Problem:
Each entry below should be written out exactly as it is, with no pictures.

** BEGIN Supplied material **

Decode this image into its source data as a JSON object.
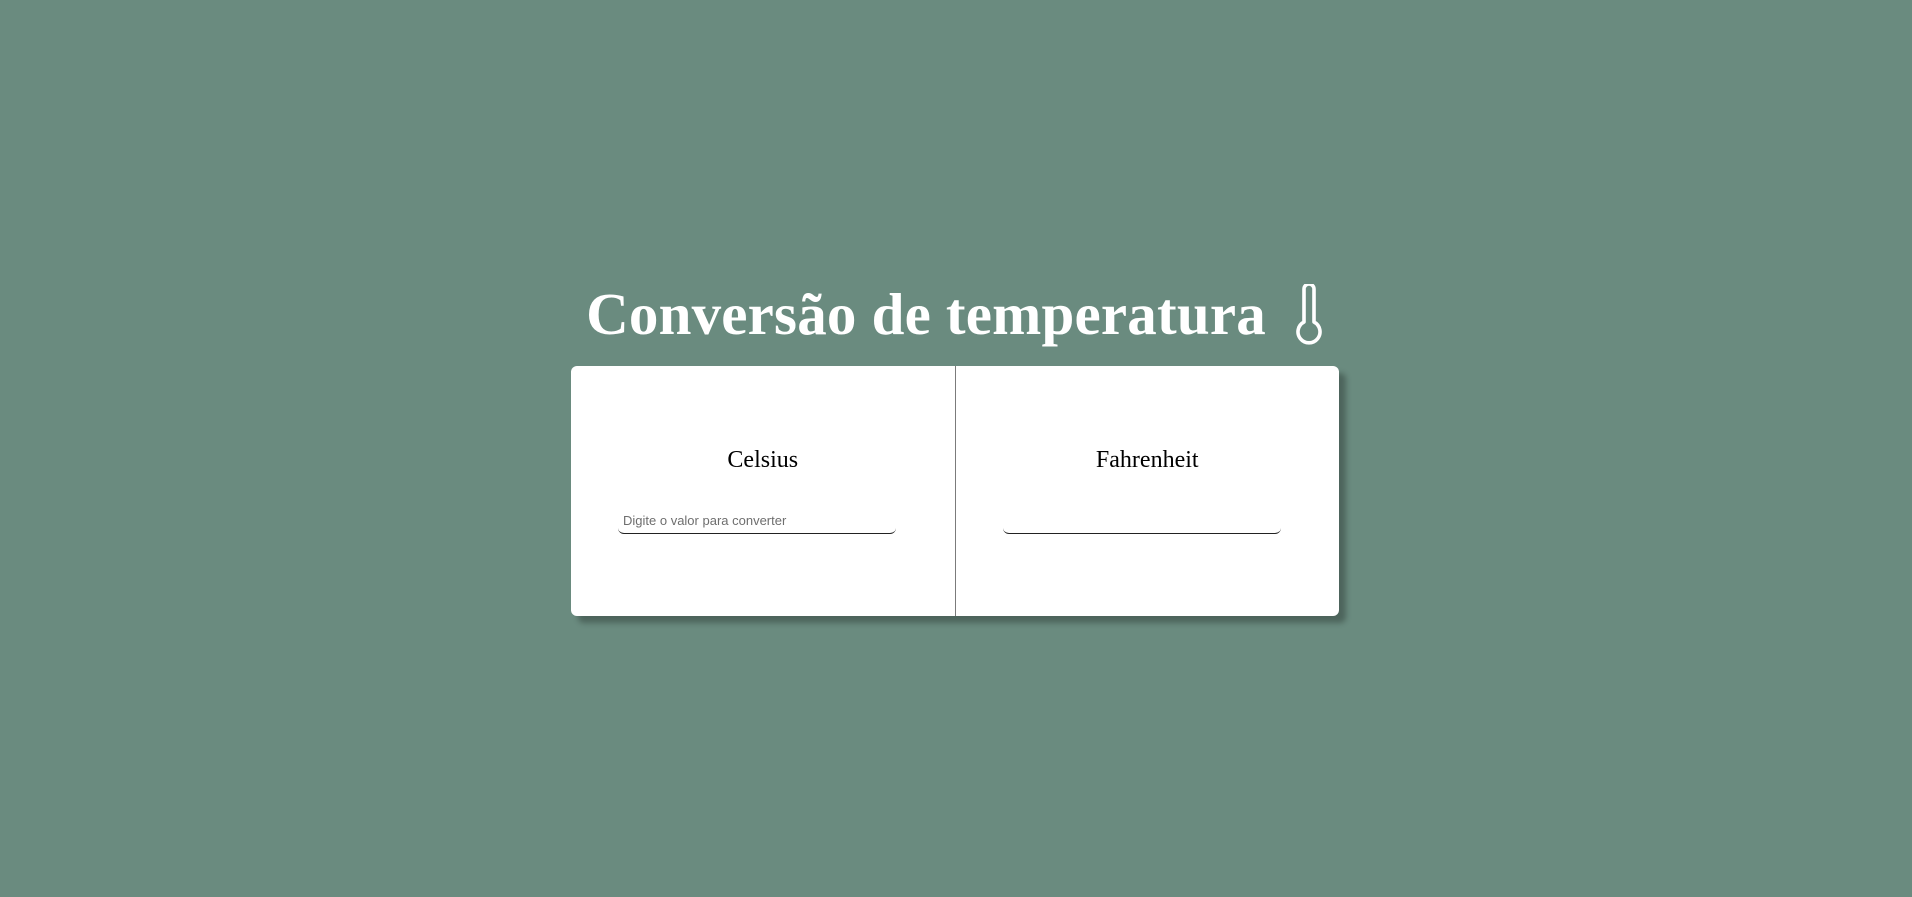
{
  "header": {
    "title": "Conversão de temperatura",
    "icon": "thermometer-icon"
  },
  "celsius": {
    "label": "Celsius",
    "value": "",
    "placeholder": "Digite o valor para converter"
  },
  "fahrenheit": {
    "label": "Fahrenheit",
    "value": "",
    "placeholder": ""
  },
  "colors": {
    "background": "#6a8b7f",
    "card": "#ffffff",
    "title": "#ffffff"
  }
}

** END Supplied material **

Full output:
Decode this image into its source data as a JSON object.
{
  "header": {
    "title": "Conversão de temperatura",
    "icon": "thermometer-icon"
  },
  "celsius": {
    "label": "Celsius",
    "value": "",
    "placeholder": "Digite o valor para converter"
  },
  "fahrenheit": {
    "label": "Fahrenheit",
    "value": "",
    "placeholder": ""
  },
  "colors": {
    "background": "#6a8b7f",
    "card": "#ffffff",
    "title": "#ffffff"
  }
}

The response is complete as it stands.